Stored records:
## START

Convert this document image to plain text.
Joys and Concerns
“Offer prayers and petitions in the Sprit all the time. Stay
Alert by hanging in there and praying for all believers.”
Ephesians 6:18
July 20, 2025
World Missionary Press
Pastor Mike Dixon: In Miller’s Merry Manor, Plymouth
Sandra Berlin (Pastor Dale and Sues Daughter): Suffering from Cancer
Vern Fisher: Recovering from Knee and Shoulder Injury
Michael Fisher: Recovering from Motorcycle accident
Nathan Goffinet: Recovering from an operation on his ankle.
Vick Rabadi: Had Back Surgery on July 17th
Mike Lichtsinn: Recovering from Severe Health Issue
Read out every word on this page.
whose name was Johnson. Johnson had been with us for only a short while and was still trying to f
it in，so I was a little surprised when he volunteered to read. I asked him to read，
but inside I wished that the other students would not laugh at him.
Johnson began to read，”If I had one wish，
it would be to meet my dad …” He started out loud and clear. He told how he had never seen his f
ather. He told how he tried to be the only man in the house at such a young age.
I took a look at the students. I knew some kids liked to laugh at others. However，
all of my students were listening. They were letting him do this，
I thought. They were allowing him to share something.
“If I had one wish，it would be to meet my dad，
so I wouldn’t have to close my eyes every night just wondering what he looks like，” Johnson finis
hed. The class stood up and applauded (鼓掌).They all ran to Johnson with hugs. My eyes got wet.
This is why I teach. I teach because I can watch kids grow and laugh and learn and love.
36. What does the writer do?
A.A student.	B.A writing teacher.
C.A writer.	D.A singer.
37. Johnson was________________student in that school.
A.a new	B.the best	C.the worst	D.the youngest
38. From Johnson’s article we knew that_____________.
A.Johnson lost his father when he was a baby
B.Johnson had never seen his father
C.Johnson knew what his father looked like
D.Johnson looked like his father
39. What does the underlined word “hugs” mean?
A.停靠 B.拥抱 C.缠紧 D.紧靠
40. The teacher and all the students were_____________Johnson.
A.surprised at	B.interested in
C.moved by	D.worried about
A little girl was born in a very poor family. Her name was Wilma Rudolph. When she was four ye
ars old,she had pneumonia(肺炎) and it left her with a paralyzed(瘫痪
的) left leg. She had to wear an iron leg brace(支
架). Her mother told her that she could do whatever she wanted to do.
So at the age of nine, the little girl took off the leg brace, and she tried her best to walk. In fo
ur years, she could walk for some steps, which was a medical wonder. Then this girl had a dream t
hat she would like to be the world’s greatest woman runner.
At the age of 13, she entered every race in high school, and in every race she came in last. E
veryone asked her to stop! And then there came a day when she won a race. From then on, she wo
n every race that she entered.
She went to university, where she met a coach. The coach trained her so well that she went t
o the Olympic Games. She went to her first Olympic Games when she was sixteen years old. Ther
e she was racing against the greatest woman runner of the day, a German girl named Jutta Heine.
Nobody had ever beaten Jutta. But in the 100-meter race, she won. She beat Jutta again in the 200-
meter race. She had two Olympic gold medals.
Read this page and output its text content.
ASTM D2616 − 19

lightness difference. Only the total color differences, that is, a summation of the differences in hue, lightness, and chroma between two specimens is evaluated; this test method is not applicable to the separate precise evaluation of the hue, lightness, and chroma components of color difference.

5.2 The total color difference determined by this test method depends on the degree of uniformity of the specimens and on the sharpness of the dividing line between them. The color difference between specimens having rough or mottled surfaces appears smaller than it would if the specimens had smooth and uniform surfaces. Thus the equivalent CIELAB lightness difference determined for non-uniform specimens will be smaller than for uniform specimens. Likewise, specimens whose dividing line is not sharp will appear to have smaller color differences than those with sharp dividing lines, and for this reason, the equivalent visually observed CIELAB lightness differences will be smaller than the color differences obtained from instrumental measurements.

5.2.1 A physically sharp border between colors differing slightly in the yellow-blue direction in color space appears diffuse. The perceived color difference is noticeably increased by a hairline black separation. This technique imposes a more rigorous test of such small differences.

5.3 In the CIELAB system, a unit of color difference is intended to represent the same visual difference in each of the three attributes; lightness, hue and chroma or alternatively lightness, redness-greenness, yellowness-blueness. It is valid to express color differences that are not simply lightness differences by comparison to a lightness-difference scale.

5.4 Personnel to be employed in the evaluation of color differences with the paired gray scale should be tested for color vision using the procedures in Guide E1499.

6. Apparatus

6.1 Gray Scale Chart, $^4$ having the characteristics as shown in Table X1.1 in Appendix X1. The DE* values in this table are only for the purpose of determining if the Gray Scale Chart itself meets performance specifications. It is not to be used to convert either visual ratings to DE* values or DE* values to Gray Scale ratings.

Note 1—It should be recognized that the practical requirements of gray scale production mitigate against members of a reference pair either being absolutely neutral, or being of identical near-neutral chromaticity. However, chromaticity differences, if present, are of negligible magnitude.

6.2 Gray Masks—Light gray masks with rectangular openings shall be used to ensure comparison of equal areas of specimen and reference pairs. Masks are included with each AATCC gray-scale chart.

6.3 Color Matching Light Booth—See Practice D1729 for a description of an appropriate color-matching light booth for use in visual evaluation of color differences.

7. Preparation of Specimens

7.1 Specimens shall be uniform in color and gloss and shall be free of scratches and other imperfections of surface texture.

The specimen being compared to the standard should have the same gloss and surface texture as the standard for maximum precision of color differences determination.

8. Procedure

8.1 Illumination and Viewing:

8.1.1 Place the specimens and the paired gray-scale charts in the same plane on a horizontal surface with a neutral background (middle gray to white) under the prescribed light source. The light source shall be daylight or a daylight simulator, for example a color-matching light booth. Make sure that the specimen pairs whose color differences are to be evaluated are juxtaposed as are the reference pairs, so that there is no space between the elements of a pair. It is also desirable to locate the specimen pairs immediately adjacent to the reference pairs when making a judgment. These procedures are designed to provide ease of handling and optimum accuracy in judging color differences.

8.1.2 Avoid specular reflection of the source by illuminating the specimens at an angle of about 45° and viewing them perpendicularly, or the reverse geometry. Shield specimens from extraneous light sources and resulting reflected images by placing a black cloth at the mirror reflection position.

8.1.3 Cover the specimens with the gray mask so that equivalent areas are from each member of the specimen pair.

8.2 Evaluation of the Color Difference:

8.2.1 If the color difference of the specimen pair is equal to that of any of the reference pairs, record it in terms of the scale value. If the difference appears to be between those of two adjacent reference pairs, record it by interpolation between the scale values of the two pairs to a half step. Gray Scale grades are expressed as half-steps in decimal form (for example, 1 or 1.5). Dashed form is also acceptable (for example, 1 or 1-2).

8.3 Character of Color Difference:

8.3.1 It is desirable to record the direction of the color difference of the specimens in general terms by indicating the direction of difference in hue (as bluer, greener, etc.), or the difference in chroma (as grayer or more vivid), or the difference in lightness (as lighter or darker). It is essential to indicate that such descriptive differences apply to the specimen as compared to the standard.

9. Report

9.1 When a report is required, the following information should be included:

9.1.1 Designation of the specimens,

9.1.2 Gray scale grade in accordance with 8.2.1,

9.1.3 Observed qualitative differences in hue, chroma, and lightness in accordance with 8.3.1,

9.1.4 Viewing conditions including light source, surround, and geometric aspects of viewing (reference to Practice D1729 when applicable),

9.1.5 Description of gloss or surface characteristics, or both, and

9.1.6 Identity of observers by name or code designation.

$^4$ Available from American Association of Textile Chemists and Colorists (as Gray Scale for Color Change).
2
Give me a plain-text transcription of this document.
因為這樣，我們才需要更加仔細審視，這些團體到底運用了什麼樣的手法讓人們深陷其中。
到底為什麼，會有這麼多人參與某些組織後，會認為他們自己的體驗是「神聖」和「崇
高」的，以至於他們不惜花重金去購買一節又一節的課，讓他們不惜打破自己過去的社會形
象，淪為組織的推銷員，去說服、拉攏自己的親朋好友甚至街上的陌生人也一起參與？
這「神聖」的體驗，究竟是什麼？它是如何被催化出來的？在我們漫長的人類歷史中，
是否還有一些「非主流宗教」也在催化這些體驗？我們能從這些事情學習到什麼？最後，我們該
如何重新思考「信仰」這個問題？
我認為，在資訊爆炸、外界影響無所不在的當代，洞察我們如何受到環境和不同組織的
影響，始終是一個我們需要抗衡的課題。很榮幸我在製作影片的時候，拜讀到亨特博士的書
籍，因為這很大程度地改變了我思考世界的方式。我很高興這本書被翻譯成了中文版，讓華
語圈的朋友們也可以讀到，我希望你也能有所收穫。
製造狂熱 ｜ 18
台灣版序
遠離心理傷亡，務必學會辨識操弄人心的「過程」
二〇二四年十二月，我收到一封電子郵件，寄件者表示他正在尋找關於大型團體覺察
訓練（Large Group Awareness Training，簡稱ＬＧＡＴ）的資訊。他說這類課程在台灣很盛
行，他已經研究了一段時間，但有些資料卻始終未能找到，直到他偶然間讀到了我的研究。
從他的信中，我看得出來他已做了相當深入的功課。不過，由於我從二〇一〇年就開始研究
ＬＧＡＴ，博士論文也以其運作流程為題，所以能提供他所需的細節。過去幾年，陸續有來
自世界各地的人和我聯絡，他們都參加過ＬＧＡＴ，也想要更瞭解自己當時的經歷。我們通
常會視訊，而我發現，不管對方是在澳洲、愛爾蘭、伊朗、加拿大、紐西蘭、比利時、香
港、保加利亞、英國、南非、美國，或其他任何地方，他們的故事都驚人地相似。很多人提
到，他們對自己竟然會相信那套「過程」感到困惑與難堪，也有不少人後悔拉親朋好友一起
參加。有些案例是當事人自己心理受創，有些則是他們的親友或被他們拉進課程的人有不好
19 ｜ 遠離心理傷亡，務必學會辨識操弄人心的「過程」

## END

■ **Requirements**: Look through the material above. Copy each line where the word "Mike" appears.

■ **Answer to this problem**:
Pastor Mike Dixon: In Miller’s Merry Manor, Plymouth
Mike Lichtsinn: Recovering from Severe Health Issue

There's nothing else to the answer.